• _EXERCISE INPUT_
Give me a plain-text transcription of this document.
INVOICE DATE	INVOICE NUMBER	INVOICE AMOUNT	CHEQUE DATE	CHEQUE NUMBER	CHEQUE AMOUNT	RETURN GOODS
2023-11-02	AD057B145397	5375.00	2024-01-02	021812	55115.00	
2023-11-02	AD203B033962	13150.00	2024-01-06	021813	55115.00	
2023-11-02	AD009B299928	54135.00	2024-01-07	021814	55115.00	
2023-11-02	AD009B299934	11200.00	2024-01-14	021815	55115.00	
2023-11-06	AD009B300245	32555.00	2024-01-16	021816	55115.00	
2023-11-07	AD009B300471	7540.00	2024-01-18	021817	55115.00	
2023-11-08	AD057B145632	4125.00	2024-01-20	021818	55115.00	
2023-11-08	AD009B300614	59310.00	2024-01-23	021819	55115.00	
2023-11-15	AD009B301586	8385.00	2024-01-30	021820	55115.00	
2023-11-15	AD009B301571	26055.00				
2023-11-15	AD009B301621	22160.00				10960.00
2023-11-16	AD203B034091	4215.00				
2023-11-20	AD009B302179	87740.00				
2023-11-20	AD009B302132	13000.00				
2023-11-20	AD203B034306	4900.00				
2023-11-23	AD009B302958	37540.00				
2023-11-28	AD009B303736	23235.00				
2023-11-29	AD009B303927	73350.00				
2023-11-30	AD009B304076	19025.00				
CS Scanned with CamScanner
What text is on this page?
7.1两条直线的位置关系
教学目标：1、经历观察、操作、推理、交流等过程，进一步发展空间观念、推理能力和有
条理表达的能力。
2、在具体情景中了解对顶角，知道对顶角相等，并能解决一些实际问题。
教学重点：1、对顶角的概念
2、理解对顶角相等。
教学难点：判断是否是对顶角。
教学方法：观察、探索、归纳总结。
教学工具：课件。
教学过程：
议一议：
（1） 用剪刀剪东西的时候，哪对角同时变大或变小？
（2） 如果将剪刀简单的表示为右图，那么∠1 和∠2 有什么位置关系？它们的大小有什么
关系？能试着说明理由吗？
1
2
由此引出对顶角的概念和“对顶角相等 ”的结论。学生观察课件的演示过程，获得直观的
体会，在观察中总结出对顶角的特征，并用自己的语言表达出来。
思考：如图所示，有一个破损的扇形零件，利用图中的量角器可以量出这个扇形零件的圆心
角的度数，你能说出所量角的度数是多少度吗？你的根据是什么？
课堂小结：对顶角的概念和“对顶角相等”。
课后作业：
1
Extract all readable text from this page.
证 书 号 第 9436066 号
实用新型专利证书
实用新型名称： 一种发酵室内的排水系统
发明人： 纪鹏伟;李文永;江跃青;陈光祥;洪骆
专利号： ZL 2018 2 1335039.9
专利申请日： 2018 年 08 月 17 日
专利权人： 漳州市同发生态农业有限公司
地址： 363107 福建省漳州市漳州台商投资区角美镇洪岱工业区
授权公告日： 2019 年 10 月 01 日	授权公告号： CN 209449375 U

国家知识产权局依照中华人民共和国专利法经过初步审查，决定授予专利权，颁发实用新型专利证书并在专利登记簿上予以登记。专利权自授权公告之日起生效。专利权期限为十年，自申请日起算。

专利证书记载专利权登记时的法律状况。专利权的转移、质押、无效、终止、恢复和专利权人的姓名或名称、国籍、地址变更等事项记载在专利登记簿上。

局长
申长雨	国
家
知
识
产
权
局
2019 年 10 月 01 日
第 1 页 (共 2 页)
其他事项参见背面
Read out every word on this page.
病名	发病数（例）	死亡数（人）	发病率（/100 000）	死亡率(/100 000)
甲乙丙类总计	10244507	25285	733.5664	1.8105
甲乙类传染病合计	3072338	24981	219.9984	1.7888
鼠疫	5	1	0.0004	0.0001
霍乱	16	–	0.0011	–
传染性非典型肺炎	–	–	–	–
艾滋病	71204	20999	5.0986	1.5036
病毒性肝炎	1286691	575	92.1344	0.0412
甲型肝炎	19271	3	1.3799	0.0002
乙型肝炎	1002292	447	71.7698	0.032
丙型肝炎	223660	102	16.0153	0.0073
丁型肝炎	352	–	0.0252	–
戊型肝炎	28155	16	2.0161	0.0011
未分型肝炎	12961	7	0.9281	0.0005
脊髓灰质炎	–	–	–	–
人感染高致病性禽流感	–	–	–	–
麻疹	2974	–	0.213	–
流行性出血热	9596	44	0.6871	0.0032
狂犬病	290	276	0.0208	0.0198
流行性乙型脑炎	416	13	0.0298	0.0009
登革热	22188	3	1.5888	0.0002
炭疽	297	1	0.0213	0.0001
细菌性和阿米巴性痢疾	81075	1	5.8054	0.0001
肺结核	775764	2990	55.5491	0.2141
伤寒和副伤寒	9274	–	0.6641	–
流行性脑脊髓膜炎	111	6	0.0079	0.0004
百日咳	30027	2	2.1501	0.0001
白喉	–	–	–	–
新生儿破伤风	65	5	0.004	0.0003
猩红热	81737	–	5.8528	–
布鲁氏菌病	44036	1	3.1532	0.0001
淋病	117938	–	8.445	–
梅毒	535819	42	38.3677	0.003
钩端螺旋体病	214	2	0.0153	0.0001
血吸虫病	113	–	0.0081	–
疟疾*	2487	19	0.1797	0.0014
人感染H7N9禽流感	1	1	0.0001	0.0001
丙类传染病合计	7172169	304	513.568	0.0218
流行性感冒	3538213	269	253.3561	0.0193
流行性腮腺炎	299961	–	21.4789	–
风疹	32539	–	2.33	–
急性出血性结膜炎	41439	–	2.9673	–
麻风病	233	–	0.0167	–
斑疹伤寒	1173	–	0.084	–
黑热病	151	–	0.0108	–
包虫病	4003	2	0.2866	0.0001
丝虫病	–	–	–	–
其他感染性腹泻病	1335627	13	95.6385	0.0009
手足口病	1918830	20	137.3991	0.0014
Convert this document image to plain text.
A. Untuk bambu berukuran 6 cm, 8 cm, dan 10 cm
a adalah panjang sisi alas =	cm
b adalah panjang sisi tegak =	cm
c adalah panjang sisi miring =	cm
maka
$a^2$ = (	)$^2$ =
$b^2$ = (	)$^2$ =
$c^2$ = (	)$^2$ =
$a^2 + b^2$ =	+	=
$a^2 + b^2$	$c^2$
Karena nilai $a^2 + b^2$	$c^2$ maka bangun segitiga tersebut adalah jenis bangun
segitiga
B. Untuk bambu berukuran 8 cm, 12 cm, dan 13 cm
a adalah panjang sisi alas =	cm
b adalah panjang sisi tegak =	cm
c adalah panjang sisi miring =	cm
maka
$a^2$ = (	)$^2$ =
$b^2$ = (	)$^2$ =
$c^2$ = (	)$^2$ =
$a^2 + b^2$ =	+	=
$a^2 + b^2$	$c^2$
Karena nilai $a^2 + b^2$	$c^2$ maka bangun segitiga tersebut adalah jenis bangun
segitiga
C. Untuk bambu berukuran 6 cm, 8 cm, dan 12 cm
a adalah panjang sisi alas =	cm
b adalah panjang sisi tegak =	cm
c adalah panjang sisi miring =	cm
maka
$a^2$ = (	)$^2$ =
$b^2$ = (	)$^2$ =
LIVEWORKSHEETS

• _TASK STATEMENT_
Identify each line in the entries with the word "plain" and copy it.

• _COMPLETE ANSWER_
Give me a plain-text transcription of this document.
Convert this document image to plain text.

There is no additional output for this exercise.